GIVEN RECORDS =

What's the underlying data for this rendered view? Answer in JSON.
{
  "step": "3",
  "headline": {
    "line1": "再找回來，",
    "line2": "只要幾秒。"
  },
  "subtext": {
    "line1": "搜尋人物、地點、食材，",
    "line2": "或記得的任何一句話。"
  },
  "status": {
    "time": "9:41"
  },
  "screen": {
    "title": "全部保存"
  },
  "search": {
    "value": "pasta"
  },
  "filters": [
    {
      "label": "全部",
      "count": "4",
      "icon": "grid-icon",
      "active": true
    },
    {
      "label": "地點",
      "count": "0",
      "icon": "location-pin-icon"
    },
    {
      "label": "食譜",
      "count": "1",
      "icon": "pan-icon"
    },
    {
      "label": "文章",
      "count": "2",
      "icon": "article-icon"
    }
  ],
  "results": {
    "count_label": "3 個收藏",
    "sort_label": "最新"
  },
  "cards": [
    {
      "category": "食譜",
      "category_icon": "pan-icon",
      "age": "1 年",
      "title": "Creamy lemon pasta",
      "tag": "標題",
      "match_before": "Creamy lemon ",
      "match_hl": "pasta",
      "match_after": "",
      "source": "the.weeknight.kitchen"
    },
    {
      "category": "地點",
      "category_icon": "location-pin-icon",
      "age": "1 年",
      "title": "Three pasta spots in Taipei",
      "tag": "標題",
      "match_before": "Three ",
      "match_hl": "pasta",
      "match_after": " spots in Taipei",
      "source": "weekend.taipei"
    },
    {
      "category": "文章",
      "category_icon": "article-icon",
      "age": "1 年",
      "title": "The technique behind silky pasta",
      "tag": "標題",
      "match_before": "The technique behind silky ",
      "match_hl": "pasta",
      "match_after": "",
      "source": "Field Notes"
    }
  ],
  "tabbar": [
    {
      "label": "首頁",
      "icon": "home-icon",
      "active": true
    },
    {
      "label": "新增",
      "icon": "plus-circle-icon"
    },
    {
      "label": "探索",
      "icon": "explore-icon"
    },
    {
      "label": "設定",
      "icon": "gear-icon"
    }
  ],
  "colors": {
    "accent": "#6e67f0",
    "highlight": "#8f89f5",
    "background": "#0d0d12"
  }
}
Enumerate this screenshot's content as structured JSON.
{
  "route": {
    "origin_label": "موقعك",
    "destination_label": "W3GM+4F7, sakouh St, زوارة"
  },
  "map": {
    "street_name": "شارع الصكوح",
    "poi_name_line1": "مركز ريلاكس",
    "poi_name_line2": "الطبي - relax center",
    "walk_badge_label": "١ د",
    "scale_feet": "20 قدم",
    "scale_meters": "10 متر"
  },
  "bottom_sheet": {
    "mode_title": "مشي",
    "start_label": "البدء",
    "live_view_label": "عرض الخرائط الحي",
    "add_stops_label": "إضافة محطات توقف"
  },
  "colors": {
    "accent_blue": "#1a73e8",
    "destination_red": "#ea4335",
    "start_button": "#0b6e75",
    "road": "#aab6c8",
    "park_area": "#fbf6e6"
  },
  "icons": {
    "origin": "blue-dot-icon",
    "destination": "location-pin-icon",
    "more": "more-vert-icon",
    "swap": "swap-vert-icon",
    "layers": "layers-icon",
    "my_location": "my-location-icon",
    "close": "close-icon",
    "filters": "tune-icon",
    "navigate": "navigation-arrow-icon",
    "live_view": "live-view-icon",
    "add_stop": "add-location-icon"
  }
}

WORK REQUIRED = Copy each line above containing the string "lemon".

RESPONSE TO THIS EXERCISE =
      "title": "Creamy lemon pasta",
      "match_before": "Creamy lemon ",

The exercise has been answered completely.